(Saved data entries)
-- -- --

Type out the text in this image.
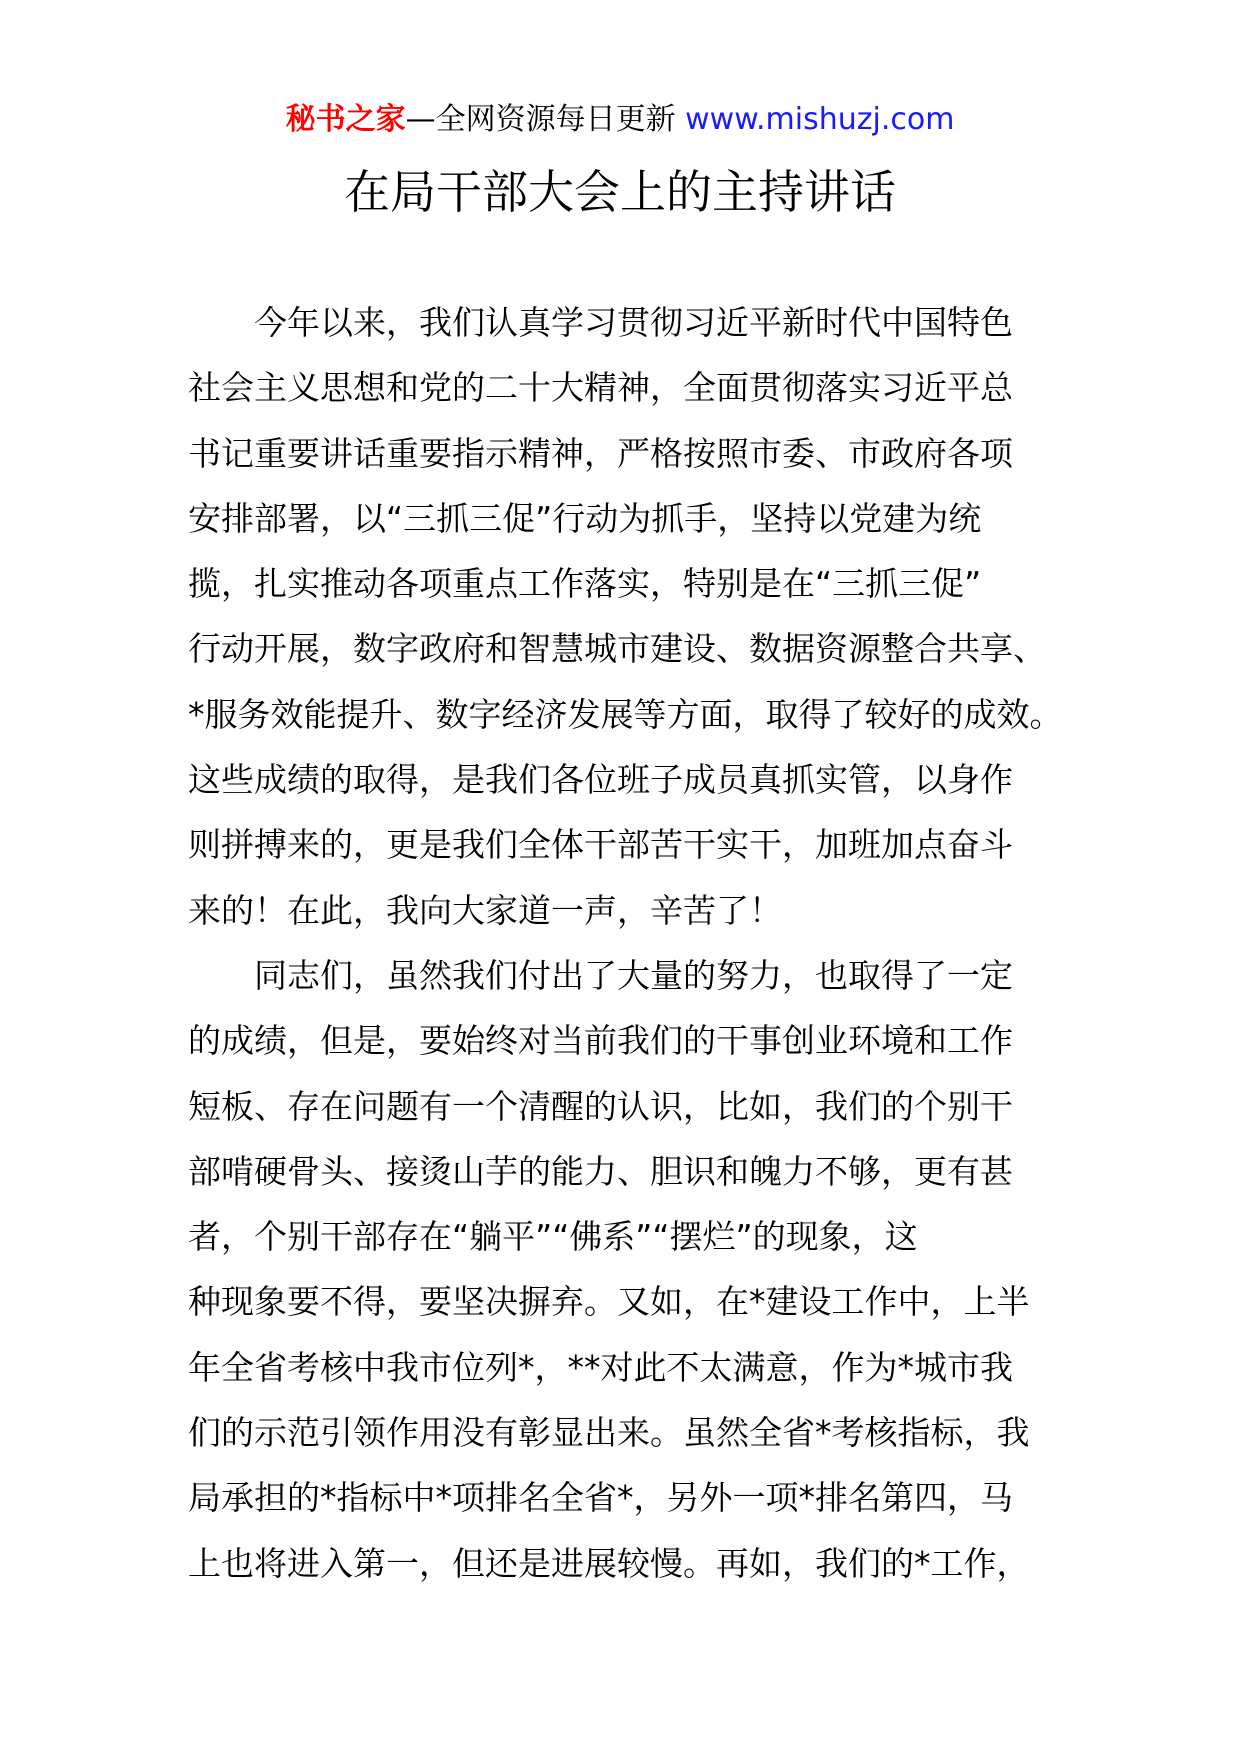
秘书之家—全网资源每日更新 www.mishuzj.com
在局干部大会上的主持讲话
今年以来，我们认真学习贯彻习近平新时代中国特色
社会主义思想和党的二十大精神，全面贯彻落实习近平总
书记重要讲话重要指示精神，严格按照市委、市政府各项
安排部署，以“三抓三促”行动为抓手，坚持以党建为统
揽，扎实推动各项重点工作落实，特别是在“三抓三促”
行动开展，数字政府和智慧城市建设、数据资源整合共享、
*服务效能提升、数字经济发展等方面，取得了较好的成效。
这些成绩的取得，是我们各位班子成员真抓实管，以身作
则拼搏来的，更是我们全体干部苦干实干，加班加点奋斗
来的！在此，我向大家道一声，辛苦了！
同志们，虽然我们付出了大量的努力，也取得了一定
的成绩，但是，要始终对当前我们的干事创业环境和工作
短板、存在问题有一个清醒的认识，比如，我们的个别干
部啃硬骨头、接烫山芋的能力、胆识和魄力不够，更有甚
者，个别干部存在“躺平”“佛系”“摆烂”的现象，这
种现象要不得，要坚决摒弃。又如，在*建设工作中，上半
年全省考核中我市位列*，**对此不太满意，作为*城市我
们的示范引领作用没有彰显出来。虽然全省*考核指标，我
局承担的*指标中*项排名全省*，另外一项*排名第四，马
上也将进入第一，但还是进展较慢。再如，我们的*工作，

-- -- --

- [WHAT TO DO] Transcribe every entry above exactly. Omit all pictures.

- [THE COMPLETED TASK]
Type out the text in this image.
秘书之家—全网资源每日更新 www.mishuzj.com
在局干部大会上的主持讲话
今年以来，我们认真学习贯彻习近平新时代中国特色
社会主义思想和党的二十大精神，全面贯彻落实习近平总
书记重要讲话重要指示精神，严格按照市委、市政府各项
安排部署，以“三抓三促”行动为抓手，坚持以党建为统
揽，扎实推动各项重点工作落实，特别是在“三抓三促”
行动开展，数字政府和智慧城市建设、数据资源整合共享、
*服务效能提升、数字经济发展等方面，取得了较好的成效。
这些成绩的取得，是我们各位班子成员真抓实管，以身作
则拼搏来的，更是我们全体干部苦干实干，加班加点奋斗
来的！在此，我向大家道一声，辛苦了！
同志们，虽然我们付出了大量的努力，也取得了一定
的成绩，但是，要始终对当前我们的干事创业环境和工作
短板、存在问题有一个清醒的认识，比如，我们的个别干
部啃硬骨头、接烫山芋的能力、胆识和魄力不够，更有甚
者，个别干部存在“躺平”“佛系”“摆烂”的现象，这
种现象要不得，要坚决摒弃。又如，在*建设工作中，上半
年全省考核中我市位列*，**对此不太满意，作为*城市我
们的示范引领作用没有彰显出来。虽然全省*考核指标，我
局承担的*指标中*项排名全省*，另外一项*排名第四，马
上也将进入第一，但还是进展较慢。再如，我们的*工作，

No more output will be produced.